(Problem statement) Locate all lines with the word "structured" and copy them out.

[Dataset entries on figures]
——————
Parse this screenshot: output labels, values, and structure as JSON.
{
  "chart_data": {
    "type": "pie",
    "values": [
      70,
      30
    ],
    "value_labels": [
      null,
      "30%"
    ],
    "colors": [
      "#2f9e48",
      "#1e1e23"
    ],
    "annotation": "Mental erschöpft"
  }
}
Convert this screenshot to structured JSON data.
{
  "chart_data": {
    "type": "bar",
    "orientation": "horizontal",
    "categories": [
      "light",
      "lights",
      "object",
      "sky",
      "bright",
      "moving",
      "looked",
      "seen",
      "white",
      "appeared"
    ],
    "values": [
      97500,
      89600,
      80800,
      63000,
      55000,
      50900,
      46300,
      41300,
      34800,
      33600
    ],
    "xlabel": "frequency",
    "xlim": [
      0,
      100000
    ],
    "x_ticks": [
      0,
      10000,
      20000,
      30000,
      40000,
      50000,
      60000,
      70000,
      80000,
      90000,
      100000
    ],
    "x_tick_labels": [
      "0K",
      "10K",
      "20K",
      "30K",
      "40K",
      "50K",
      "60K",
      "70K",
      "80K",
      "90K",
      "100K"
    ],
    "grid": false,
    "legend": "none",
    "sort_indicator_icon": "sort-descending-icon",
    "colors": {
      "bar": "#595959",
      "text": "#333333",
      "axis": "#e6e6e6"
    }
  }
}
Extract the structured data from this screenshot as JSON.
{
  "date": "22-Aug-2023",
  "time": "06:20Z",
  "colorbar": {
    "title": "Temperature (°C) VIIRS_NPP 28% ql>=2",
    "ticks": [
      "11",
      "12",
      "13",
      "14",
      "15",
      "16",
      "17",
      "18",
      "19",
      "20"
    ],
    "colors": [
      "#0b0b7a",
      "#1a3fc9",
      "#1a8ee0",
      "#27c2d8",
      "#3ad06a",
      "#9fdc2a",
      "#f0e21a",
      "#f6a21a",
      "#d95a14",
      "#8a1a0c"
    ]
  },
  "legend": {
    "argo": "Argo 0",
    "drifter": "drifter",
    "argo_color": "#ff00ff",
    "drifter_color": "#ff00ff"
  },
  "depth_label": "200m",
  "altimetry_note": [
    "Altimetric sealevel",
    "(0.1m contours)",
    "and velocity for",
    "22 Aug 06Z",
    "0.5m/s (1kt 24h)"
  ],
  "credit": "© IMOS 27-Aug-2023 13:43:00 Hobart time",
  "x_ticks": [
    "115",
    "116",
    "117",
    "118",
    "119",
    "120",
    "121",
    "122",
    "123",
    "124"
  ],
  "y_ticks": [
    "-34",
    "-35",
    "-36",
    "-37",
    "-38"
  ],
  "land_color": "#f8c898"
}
——————
(Full answer)
Convert this screenshot to structured JSON data.
Extract the structured data from this screenshot as JSON.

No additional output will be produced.